• [Dataset]
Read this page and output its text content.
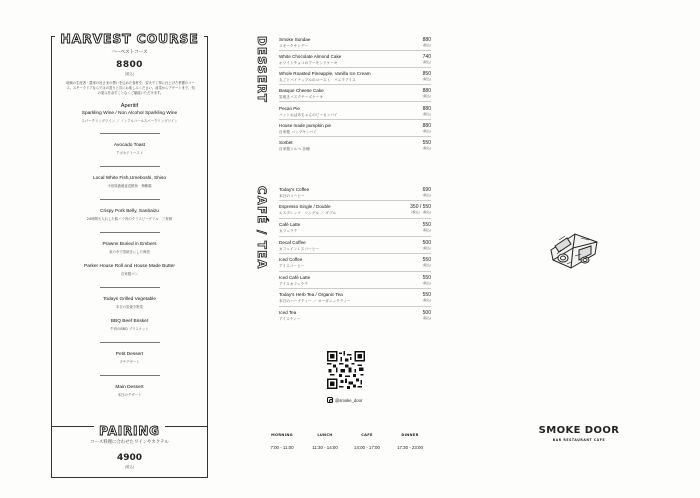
HARVEST COURSE
ハーベストコース
8800
(税込)
地域の生産者・農家の皆さまの想いを込めた食材を、炭火で丁寧に仕上げた季節のコース。スモークドアならではの香りと共にお楽しみください。前菜からデザートまで、旬の恵みを余すことなくご堪能いただけます。
Aperitif
Sparkling Wine / Non Alcohol Sparkling Wine
スパークリングワイン ／ ノンアルコールスパークリングワイン
Avocado Toast
アボカドトースト
Local White Fish,Umeboshi, Shiso
小田原漁港直送鮮魚　梅紫蘇
Crispy Pork Belly, Sanbaizu
24時間火入れした豚バラ肉のクリスピーグリル　三杯酢
Prawns Buried in Embers
灰の中で蒸焼きにした海老
Parker House Roll and House Made Butter
自家製パン
Todays Grilled Vegetable
本日の炭焼き野菜
BBQ Beef Brisket
牛肉のBBQ ブリスケット
Petit Dessert
プチデザート
Main Dessert
本日のデザート
PAIRING
コース料理に合わせたワインやカクテル
4900
(税込)
DESSERT
CAFÉ / TEA
Smoke Sundae
スモークサンデー
880
(税込)
White Chocolate Almond Cake
ホワイトチョコのアーモンドケーキ
740
(税込)
Whole Roasted Pineapple, Vanilla Ice Cream
丸ごとパイナップルのロースト　バニラアイス
850
(税込)
Basque Cheese Cake
炭焼きバスクチーズケーキ
880
(税込)
Pecan Pie
バットおばあちゃんのピーカンパイ
880
(税込)
House made pumpkin pie
自家製 パンプキンパイ
880
(税込)
Sorbet
自家製ソルベ 各種
550
(税込)
Today's Coffee
本日のコーヒー
690
(税込)
Espresso Single / Double
エスプレッソ　シングル ／ ダブル
350 / 550
(税込)　(税込)
Café Latte
カフェラテ
550
(税込)
Decaf Coffee
カフェインレスコーヒー
500
(税込)
Iced Coffee
アイスコーヒー
550
(税込)
Iced Café Latte
アイスカフェラテ
550
(税込)
Today's Herb Tea / Organic Tea
本日のハーブティー ／ オーガニックティー
550
(税込)
Iced Tea
アイスティー
500
(税込)
@smoke_door
MORNING
7:00 - 11:00
LUNCH
11:30 - 14:00
CAFE
14:00 - 17:00
DINNER
17:30 - 23:00
SMOKE DOOR
BAR RESTAURANT CAFE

• [Exercise aim]
In this exercise, set down all of the data exactly, without the pictures.

• [Solution]
Read this page and output its text content.
HARVEST COURSE
ハーベストコース
8800
(税込)
地域の生産者・農家の皆さまの想いを込めた食材を、炭火で丁寧に仕上げた季節のコース。スモークドアならではの香りと共にお楽しみください。前菜からデザートまで、旬の恵みを余すことなくご堪能いただけます。
Aperitif
Sparkling Wine / Non Alcohol Sparkling Wine
スパークリングワイン ／ ノンアルコールスパークリングワイン
Avocado Toast
アボカドトースト
Local White Fish,Umeboshi, Shiso
小田原漁港直送鮮魚　梅紫蘇
Crispy Pork Belly, Sanbaizu
24時間火入れした豚バラ肉のクリスピーグリル　三杯酢
Prawns Buried in Embers
灰の中で蒸焼きにした海老
Parker House Roll and House Made Butter
自家製パン
Todays Grilled Vegetable
本日の炭焼き野菜
BBQ Beef Brisket
牛肉のBBQ ブリスケット
Petit Dessert
プチデザート
Main Dessert
本日のデザート
PAIRING
コース料理に合わせたワインやカクテル
4900
(税込)
DESSERT
CAFÉ / TEA
Smoke Sundae
スモークサンデー
880
(税込)
White Chocolate Almond Cake
ホワイトチョコのアーモンドケーキ
740
(税込)
Whole Roasted Pineapple, Vanilla Ice Cream
丸ごとパイナップルのロースト　バニラアイス
850
(税込)
Basque Cheese Cake
炭焼きバスクチーズケーキ
880
(税込)
Pecan Pie
バットおばあちゃんのピーカンパイ
880
(税込)
House made pumpkin pie
自家製 パンプキンパイ
880
(税込)
Sorbet
自家製ソルベ 各種
550
(税込)
Today's Coffee
本日のコーヒー
690
(税込)
Espresso Single / Double
エスプレッソ　シングル ／ ダブル
350 / 550
(税込)　(税込)
Café Latte
カフェラテ
550
(税込)
Decaf Coffee
カフェインレスコーヒー
500
(税込)
Iced Coffee
アイスコーヒー
550
(税込)
Iced Café Latte
アイスカフェラテ
550
(税込)
Today's Herb Tea / Organic Tea
本日のハーブティー ／ オーガニックティー
550
(税込)
Iced Tea
アイスティー
500
(税込)
@smoke_door
MORNING
7:00 - 11:00
LUNCH
11:30 - 14:00
CAFE
14:00 - 17:00
DINNER
17:30 - 23:00
SMOKE DOOR
BAR RESTAURANT CAFE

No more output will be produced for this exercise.